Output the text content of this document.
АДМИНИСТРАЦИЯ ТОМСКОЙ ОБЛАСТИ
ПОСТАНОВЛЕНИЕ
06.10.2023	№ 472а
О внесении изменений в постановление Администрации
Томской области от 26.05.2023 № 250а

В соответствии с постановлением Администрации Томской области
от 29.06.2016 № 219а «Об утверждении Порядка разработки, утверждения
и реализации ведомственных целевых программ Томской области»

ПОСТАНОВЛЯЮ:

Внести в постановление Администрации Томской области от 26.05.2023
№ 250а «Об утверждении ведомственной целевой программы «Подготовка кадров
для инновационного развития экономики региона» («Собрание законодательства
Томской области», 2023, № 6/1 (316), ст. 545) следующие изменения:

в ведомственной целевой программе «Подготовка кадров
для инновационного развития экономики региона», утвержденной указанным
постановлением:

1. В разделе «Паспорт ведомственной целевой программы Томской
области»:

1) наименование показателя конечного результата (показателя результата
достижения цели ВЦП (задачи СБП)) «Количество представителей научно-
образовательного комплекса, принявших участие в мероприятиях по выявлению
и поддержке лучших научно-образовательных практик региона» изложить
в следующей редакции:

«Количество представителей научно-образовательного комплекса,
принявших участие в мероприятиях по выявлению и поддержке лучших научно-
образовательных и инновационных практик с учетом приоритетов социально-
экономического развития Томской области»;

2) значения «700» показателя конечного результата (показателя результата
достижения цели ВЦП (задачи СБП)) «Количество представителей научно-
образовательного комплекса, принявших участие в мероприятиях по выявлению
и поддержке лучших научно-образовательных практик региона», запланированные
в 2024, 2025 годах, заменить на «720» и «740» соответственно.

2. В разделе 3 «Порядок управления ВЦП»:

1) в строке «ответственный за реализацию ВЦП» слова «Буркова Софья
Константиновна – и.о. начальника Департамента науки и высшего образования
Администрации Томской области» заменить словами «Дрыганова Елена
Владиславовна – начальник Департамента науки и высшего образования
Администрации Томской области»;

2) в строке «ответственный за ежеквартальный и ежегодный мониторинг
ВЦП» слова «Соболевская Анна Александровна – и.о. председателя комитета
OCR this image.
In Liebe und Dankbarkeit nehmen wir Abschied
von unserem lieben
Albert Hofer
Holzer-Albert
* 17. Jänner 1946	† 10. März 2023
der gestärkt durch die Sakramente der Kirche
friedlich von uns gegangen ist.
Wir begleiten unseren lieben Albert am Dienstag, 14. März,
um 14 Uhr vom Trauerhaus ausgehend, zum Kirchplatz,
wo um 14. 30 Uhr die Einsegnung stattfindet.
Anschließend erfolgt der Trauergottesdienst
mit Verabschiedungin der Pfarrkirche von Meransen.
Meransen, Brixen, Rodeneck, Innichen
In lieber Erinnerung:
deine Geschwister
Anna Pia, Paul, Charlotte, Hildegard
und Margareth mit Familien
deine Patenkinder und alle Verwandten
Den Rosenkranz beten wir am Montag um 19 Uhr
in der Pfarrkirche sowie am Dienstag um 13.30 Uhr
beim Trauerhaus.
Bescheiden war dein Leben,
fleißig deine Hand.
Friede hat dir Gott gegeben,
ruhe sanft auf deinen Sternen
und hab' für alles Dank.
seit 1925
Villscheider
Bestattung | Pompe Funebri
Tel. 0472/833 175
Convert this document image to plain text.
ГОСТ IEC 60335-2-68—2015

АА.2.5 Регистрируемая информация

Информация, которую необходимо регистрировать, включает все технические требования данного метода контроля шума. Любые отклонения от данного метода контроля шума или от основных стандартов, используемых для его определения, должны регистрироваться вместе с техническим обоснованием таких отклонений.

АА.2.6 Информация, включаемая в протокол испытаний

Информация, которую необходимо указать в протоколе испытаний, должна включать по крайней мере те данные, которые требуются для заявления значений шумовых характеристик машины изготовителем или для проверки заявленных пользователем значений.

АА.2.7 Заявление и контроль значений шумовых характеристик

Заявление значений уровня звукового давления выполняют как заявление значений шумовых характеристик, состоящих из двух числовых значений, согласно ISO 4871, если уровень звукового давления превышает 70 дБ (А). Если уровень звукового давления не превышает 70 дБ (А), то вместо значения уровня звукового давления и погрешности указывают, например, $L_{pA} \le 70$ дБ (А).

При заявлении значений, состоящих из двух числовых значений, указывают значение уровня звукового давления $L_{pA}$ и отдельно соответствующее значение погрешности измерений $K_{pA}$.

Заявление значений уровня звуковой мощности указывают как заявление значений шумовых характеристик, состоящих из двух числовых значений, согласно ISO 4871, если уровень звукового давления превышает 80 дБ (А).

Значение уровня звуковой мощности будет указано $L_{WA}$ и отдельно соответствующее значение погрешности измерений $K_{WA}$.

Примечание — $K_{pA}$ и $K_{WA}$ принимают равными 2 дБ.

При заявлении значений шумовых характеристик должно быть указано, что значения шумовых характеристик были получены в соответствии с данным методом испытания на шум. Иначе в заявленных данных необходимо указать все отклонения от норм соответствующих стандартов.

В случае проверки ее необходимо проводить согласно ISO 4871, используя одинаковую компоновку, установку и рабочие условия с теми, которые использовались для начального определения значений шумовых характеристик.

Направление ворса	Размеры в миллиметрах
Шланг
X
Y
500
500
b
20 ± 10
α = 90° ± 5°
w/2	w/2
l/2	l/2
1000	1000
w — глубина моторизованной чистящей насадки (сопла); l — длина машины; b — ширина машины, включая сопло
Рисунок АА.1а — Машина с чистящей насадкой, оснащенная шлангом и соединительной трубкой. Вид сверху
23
---
**Exercise instructions:** Search the listing above for the string "Департамента". Copy every line that contains it.

**Full solution:**
Константиновна – и.о. начальника Департамента науки и высшего образования
Владиславовна – начальник Департамента науки и высшего образования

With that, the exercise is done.